* begin INPUT *

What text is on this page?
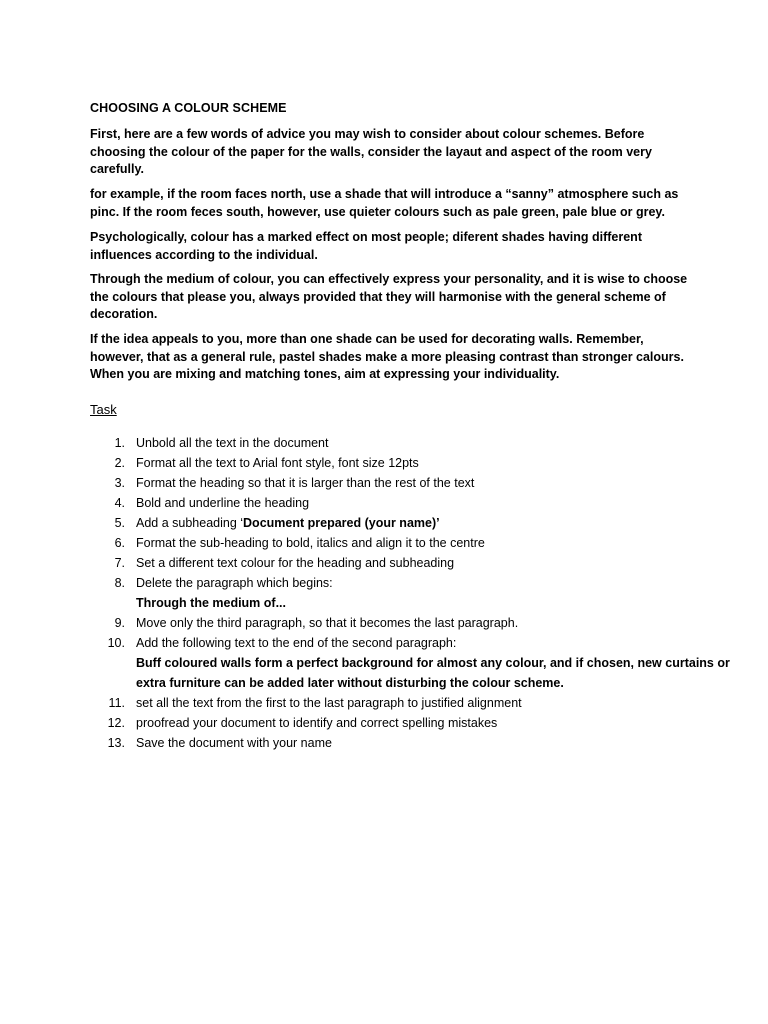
CHOOSING A COLOUR SCHEME

First, here are a few words of advice you may wish to consider about colour schemes. Before choosing the colour of the paper for the walls, consider the layaut and aspect of the room very carefully.

for example, if the room faces north, use a shade that will introduce a “sanny” atmosphere such as pinc. If the room feces south, however, use quieter colours such as pale green, pale blue or grey.

Psychologically, colour has a marked effect on most people; diferent shades having different influences according to the individual.

Through the medium of colour, you can effectively express your personality, and it is wise to choose the colours that please you, always provided that they will harmonise with the general scheme of decoration.

If the idea appeals to you, more than one shade can be used for decorating walls. Remember, however, that as a general rule, pastel shades make a more pleasing contrast than stronger calours. When you are mixing and matching tones, aim at expressing your individuality.

Task
1. Unbold all the text in the document
2. Format all the text to Arial font style, font size 12pts
3. Format the heading so that it is larger than the rest of the text
4. Bold and underline the heading
5. Add a subheading ‘Document prepared (your name)’
6. Format the sub-heading to bold, italics and align it to the centre
7. Set a different text colour for the heading and subheading
8. Delete the paragraph which begins:
Through the medium of...
9. Move only the third paragraph, so that it becomes the last paragraph.
10. Add the following text to the end of the second paragraph:
Buff coloured walls form a perfect background for almost any colour, and if chosen, new curtains or extra furniture can be added later without disturbing the colour scheme.
11. set all the text from the first to the last paragraph to justified alignment
12. proofread your document to identify and correct spelling mistakes
13. Save the document with your name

* end INPUT *

WHAT YOU WILL DO>
Quote the material exactly. Pictures stay out.

SOLUTION FOR THIS TASK>
What text is on this page?
CHOOSING A COLOUR SCHEME

First, here are a few words of advice you may wish to consider about colour schemes. Before choosing the colour of the paper for the walls, consider the layaut and aspect of the room very carefully.

for example, if the room faces north, use a shade that will introduce a “sanny” atmosphere such as pinc. If the room feces south, however, use quieter colours such as pale green, pale blue or grey.

Psychologically, colour has a marked effect on most people; diferent shades having different influences according to the individual.

Through the medium of colour, you can effectively express your personality, and it is wise to choose the colours that please you, always provided that they will harmonise with the general scheme of decoration.

If the idea appeals to you, more than one shade can be used for decorating walls. Remember, however, that as a general rule, pastel shades make a more pleasing contrast than stronger calours. When you are mixing and matching tones, aim at expressing your individuality.

Task
1. Unbold all the text in the document
2. Format all the text to Arial font style, font size 12pts
3. Format the heading so that it is larger than the rest of the text
4. Bold and underline the heading
5. Add a subheading ‘Document prepared (your name)’
6. Format the sub-heading to bold, italics and align it to the centre
7. Set a different text colour for the heading and subheading
8. Delete the paragraph which begins:
Through the medium of...
9. Move only the third paragraph, so that it becomes the last paragraph.
10. Add the following text to the end of the second paragraph:
Buff coloured walls form a perfect background for almost any colour, and if chosen, new curtains or extra furniture can be added later without disturbing the colour scheme.
11. set all the text from the first to the last paragraph to justified alignment
12. proofread your document to identify and correct spelling mistakes
13. Save the document with your name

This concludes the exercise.